* **Goal of the exercise**
Each record must be reproduced exactly as it is shown.

++++ Data rows

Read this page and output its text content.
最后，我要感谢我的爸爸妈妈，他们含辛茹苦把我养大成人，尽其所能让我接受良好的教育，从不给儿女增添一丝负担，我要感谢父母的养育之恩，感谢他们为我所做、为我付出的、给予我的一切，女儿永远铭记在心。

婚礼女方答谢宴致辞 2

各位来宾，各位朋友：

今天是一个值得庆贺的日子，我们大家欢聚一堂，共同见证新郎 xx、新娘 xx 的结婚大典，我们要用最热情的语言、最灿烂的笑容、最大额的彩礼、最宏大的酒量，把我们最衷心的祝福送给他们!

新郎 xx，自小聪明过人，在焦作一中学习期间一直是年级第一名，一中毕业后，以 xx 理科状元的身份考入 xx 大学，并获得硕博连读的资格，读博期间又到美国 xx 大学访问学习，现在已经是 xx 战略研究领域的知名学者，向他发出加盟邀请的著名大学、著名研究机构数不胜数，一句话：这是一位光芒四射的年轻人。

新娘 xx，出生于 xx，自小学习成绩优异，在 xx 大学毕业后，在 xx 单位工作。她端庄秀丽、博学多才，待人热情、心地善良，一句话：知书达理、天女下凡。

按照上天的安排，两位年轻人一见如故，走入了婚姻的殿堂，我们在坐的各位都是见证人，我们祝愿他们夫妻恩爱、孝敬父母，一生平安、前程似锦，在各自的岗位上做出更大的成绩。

++++++++

* **Worked solution**
Read this page and output its text content.
最后，我要感谢我的爸爸妈妈，他们含辛茹苦把我养大成人，尽其所能让我接受良好的教育，从不给儿女增添一丝负担，我要感谢父母的养育之恩，感谢他们为我所做、为我付出的、给予我的一切，女儿永远铭记在心。

婚礼女方答谢宴致辞 2

各位来宾，各位朋友：

今天是一个值得庆贺的日子，我们大家欢聚一堂，共同见证新郎 xx、新娘 xx 的结婚大典，我们要用最热情的语言、最灿烂的笑容、最大额的彩礼、最宏大的酒量，把我们最衷心的祝福送给他们!

新郎 xx，自小聪明过人，在焦作一中学习期间一直是年级第一名，一中毕业后，以 xx 理科状元的身份考入 xx 大学，并获得硕博连读的资格，读博期间又到美国 xx 大学访问学习，现在已经是 xx 战略研究领域的知名学者，向他发出加盟邀请的著名大学、著名研究机构数不胜数，一句话：这是一位光芒四射的年轻人。

新娘 xx，出生于 xx，自小学习成绩优异，在 xx 大学毕业后，在 xx 单位工作。她端庄秀丽、博学多才，待人热情、心地善良，一句话：知书达理、天女下凡。

按照上天的安排，两位年轻人一见如故，走入了婚姻的殿堂，我们在坐的各位都是见证人，我们祝愿他们夫妻恩爱、孝敬父母，一生平安、前程似锦，在各自的岗位上做出更大的成绩。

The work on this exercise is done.